-- The data --
--------------------------------------------------
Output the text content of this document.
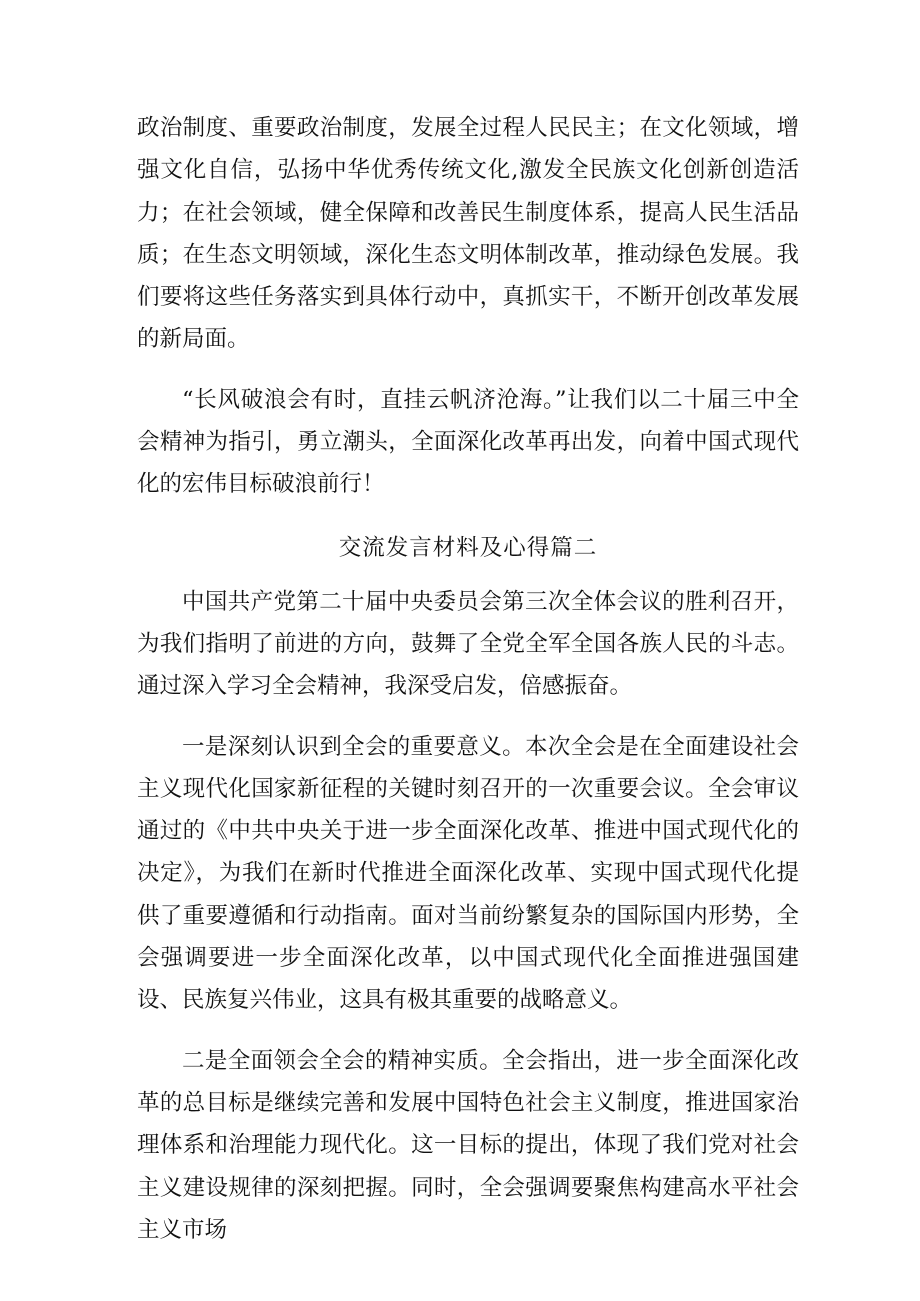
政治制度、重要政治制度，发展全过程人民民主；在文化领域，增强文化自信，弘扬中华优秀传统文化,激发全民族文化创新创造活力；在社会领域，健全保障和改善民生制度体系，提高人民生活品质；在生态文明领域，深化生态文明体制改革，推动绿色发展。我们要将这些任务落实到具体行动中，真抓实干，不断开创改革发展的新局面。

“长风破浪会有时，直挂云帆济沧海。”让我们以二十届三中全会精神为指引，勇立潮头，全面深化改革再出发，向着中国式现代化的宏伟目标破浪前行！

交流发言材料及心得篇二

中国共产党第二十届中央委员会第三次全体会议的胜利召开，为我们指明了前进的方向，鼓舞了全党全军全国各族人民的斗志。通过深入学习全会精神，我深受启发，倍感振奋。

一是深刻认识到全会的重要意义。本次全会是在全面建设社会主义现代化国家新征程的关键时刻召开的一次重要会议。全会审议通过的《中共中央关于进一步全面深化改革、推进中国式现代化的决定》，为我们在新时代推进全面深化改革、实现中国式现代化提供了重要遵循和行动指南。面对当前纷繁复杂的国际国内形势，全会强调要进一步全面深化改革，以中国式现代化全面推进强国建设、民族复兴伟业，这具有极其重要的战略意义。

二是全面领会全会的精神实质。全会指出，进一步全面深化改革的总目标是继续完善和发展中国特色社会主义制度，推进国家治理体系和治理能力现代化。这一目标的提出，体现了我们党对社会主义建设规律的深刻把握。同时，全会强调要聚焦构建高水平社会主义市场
--------------------------------------------------
-- Task details --
Return all the entries word for word, but omit any pictures they contain.

-- Correct result --
Output the text content of this document.
政治制度、重要政治制度，发展全过程人民民主；在文化领域，增强文化自信，弘扬中华优秀传统文化,激发全民族文化创新创造活力；在社会领域，健全保障和改善民生制度体系，提高人民生活品质；在生态文明领域，深化生态文明体制改革，推动绿色发展。我们要将这些任务落实到具体行动中，真抓实干，不断开创改革发展的新局面。

“长风破浪会有时，直挂云帆济沧海。”让我们以二十届三中全会精神为指引，勇立潮头，全面深化改革再出发，向着中国式现代化的宏伟目标破浪前行！

交流发言材料及心得篇二

中国共产党第二十届中央委员会第三次全体会议的胜利召开，为我们指明了前进的方向，鼓舞了全党全军全国各族人民的斗志。通过深入学习全会精神，我深受启发，倍感振奋。

一是深刻认识到全会的重要意义。本次全会是在全面建设社会主义现代化国家新征程的关键时刻召开的一次重要会议。全会审议通过的《中共中央关于进一步全面深化改革、推进中国式现代化的决定》，为我们在新时代推进全面深化改革、实现中国式现代化提供了重要遵循和行动指南。面对当前纷繁复杂的国际国内形势，全会强调要进一步全面深化改革，以中国式现代化全面推进强国建设、民族复兴伟业，这具有极其重要的战略意义。

二是全面领会全会的精神实质。全会指出，进一步全面深化改革的总目标是继续完善和发展中国特色社会主义制度，推进国家治理体系和治理能力现代化。这一目标的提出，体现了我们党对社会主义建设规律的深刻把握。同时，全会强调要聚焦构建高水平社会主义市场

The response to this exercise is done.